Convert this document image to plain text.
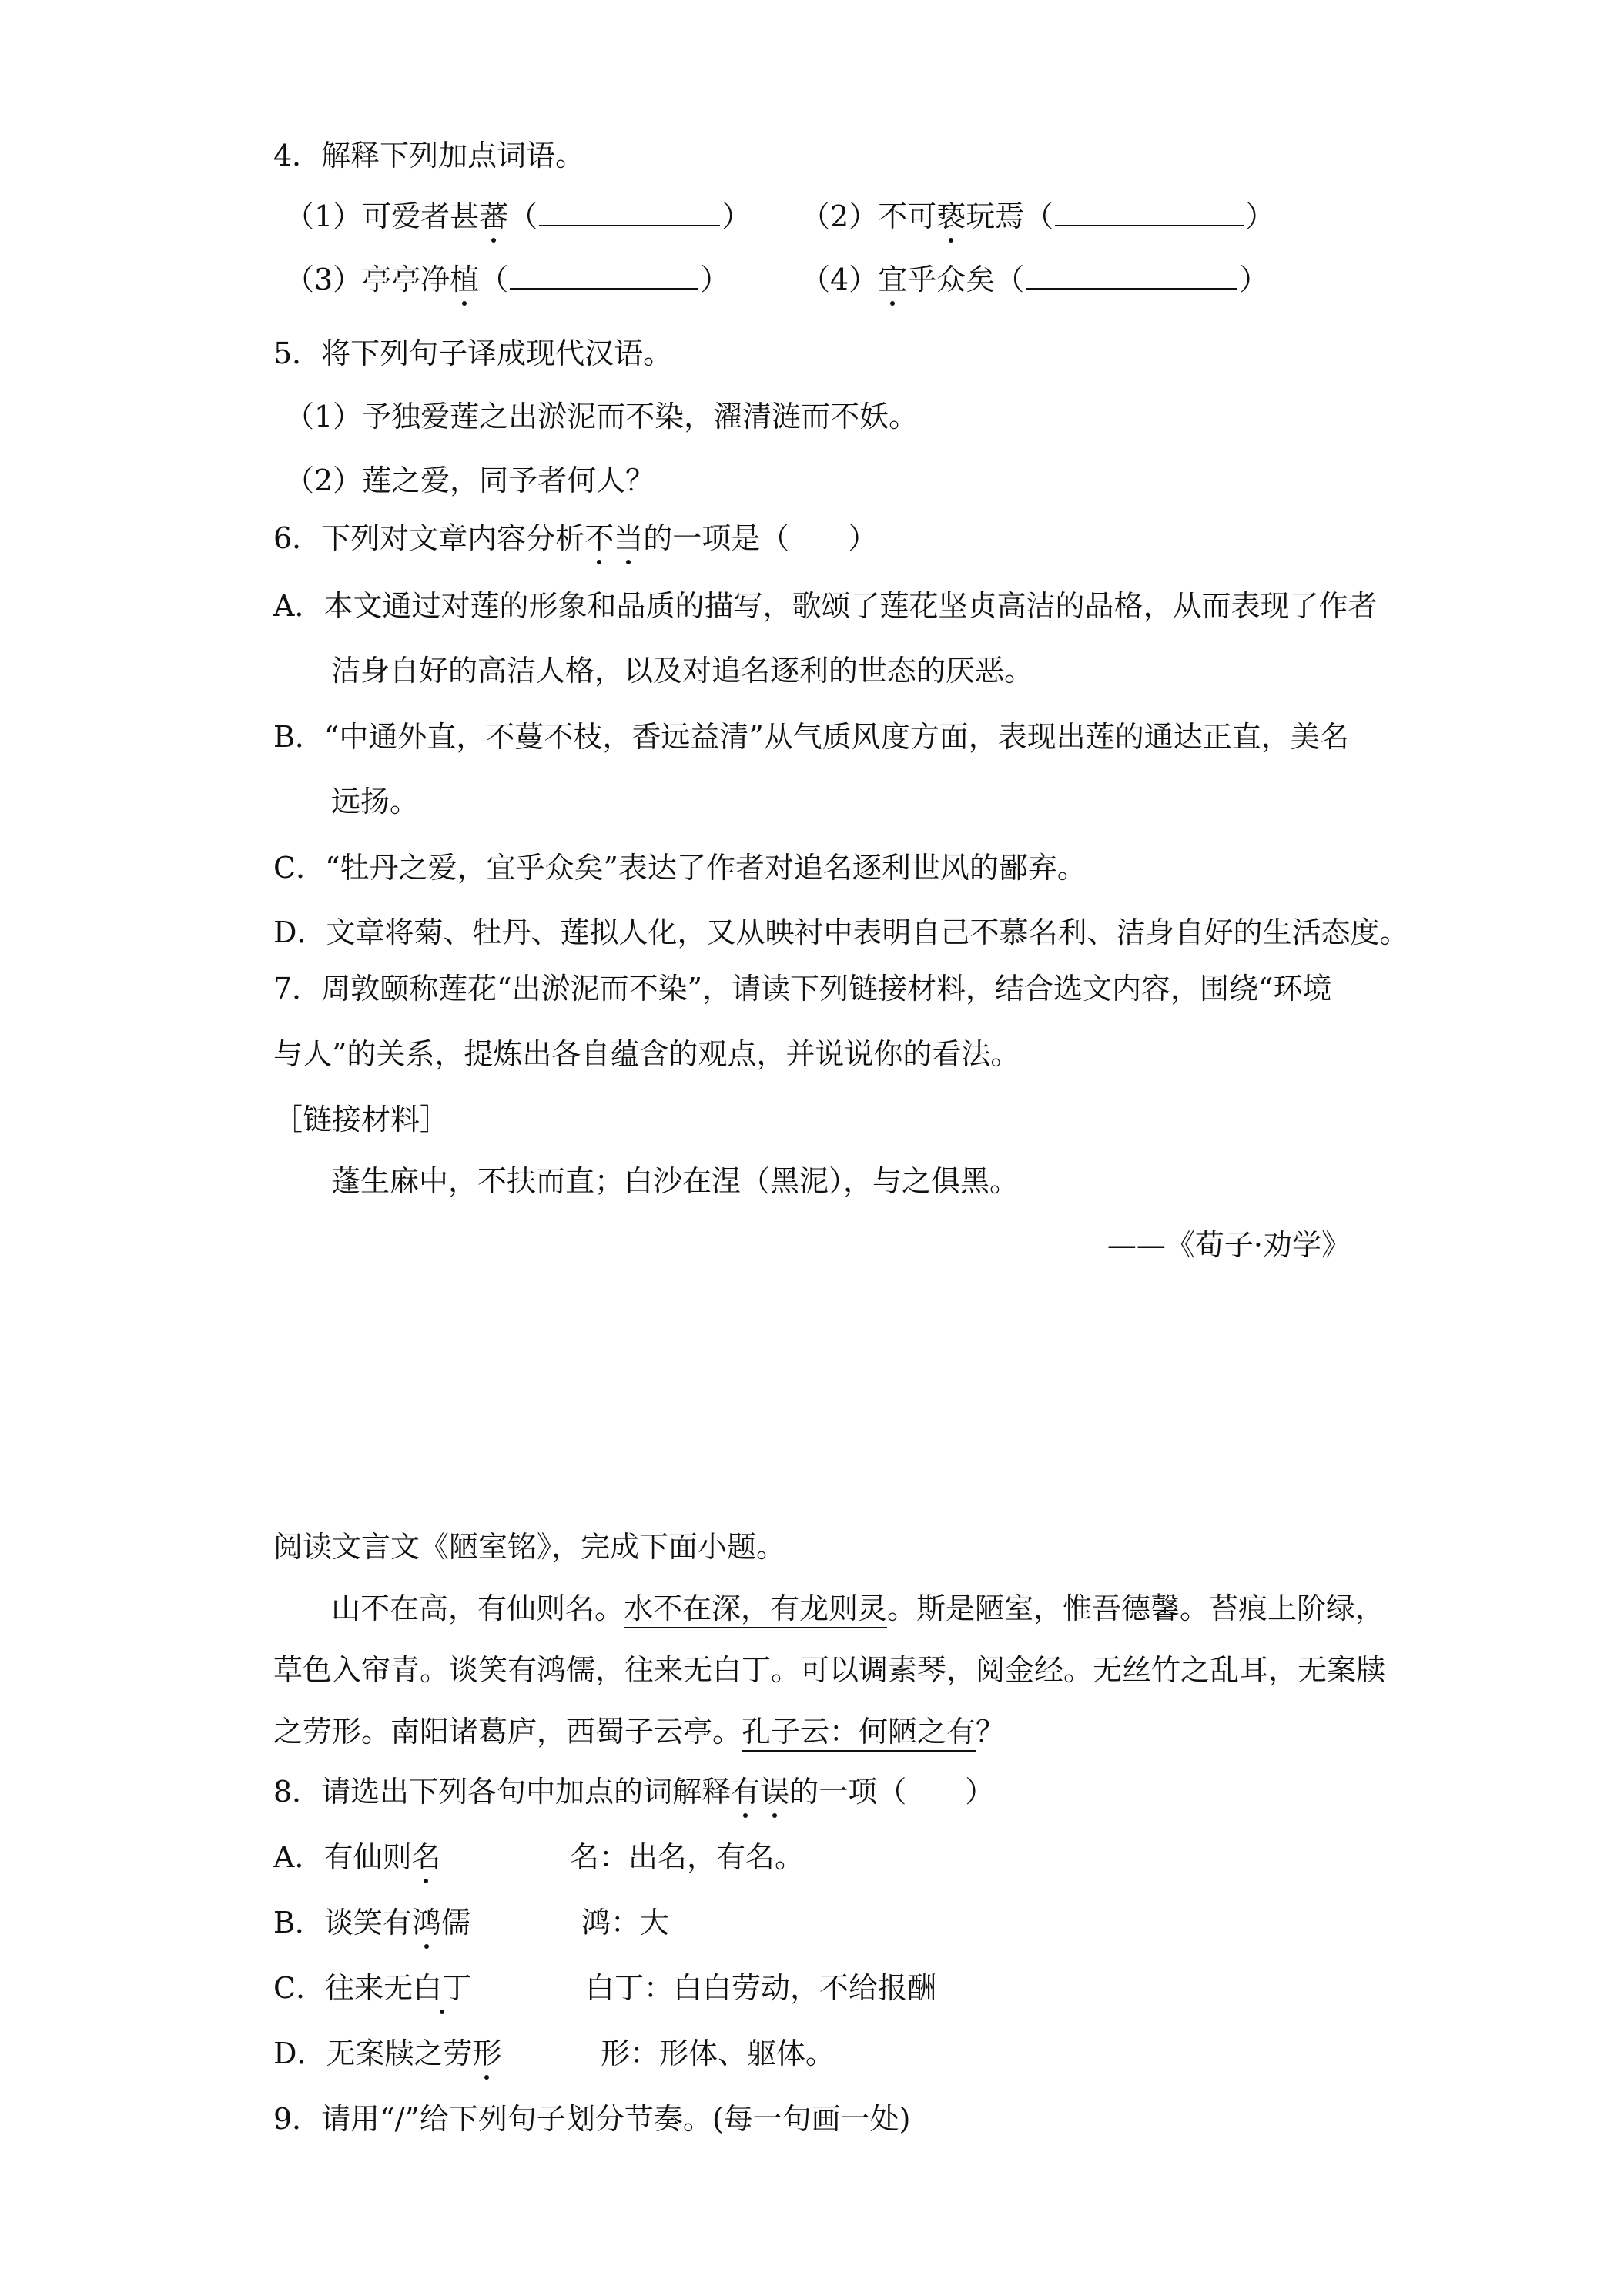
4．解释下列加点词语。
（1）可爱者甚蕃（	） （2）不可亵玩焉（	）
（3）亭亭净植（	） （4）宜乎众矣（	）
5．将下列句子译成现代汉语。
（1）予独爱莲之出淤泥而不染，濯清涟而不妖。
（2）莲之爱，同予者何人？
6．下列对文章内容分析不当的一项是（　　）
A．本文通过对莲的形象和品质的描写，歌颂了莲花坚贞高洁的品格，从而表现了作者
洁身自好的高洁人格，以及对追名逐利的世态的厌恶。
B．“中通外直，不蔓不枝，香远益清”从气质风度方面，表现出莲的通达正直，美名
远扬。
C．“牡丹之爱，宜乎众矣”表达了作者对追名逐利世风的鄙弃。
D．文章将菊、牡丹、莲拟人化，又从映衬中表明自己不慕名利、洁身自好的生活态度。
7．周敦颐称莲花“出淤泥而不染”，请读下列链接材料，结合选文内容，围绕“环境
与人”的关系，提炼出各自蕴含的观点，并说说你的看法。
［链接材料］
蓬生麻中，不扶而直；白沙在涅（黑泥），与之俱黑。
——《荀子·劝学》
阅读文言文《陋室铭》，完成下面小题。
山不在高，有仙则名。水不在深，有龙则灵。斯是陋室，惟吾德馨。苔痕上阶绿，
草色入帘青。谈笑有鸿儒，往来无白丁。可以调素琴，阅金经。无丝竹之乱耳，无案牍
之劳形。南阳诸葛庐，西蜀子云亭。孔子云：何陋之有？
8．请选出下列各句中加点的词解释有误的一项（　　）
A．有仙则名	名：出名，有名。
B．谈笑有鸿儒	鸿：大
C．往来无白丁	白丁：白白劳动，不给报酬
D．无案牍之劳形	形：形体、躯体。
9．请用“/”给下列句子划分节奏。(每一句画一处)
....
» **Exercise**:
The entries above should be reproduced exactly, without their pictures.

» **Exercise answer**:
Convert this document image to plain text.
4．解释下列加点词语。
（1）可爱者甚蕃（	） （2）不可亵玩焉（	）
（3）亭亭净植（	） （4）宜乎众矣（	）
5．将下列句子译成现代汉语。
（1）予独爱莲之出淤泥而不染，濯清涟而不妖。
（2）莲之爱，同予者何人？
6．下列对文章内容分析不当的一项是（　　）
A．本文通过对莲的形象和品质的描写，歌颂了莲花坚贞高洁的品格，从而表现了作者
洁身自好的高洁人格，以及对追名逐利的世态的厌恶。
B．“中通外直，不蔓不枝，香远益清”从气质风度方面，表现出莲的通达正直，美名
远扬。
C．“牡丹之爱，宜乎众矣”表达了作者对追名逐利世风的鄙弃。
D．文章将菊、牡丹、莲拟人化，又从映衬中表明自己不慕名利、洁身自好的生活态度。
7．周敦颐称莲花“出淤泥而不染”，请读下列链接材料，结合选文内容，围绕“环境
与人”的关系，提炼出各自蕴含的观点，并说说你的看法。
［链接材料］
蓬生麻中，不扶而直；白沙在涅（黑泥），与之俱黑。
——《荀子·劝学》
阅读文言文《陋室铭》，完成下面小题。
山不在高，有仙则名。水不在深，有龙则灵。斯是陋室，惟吾德馨。苔痕上阶绿，
草色入帘青。谈笑有鸿儒，往来无白丁。可以调素琴，阅金经。无丝竹之乱耳，无案牍
之劳形。南阳诸葛庐，西蜀子云亭。孔子云：何陋之有？
8．请选出下列各句中加点的词解释有误的一项（　　）
A．有仙则名	名：出名，有名。
B．谈笑有鸿儒	鸿：大
C．往来无白丁	白丁：白白劳动，不给报酬
D．无案牍之劳形	形：形体、躯体。
9．请用“/”给下列句子划分节奏。(每一句画一处)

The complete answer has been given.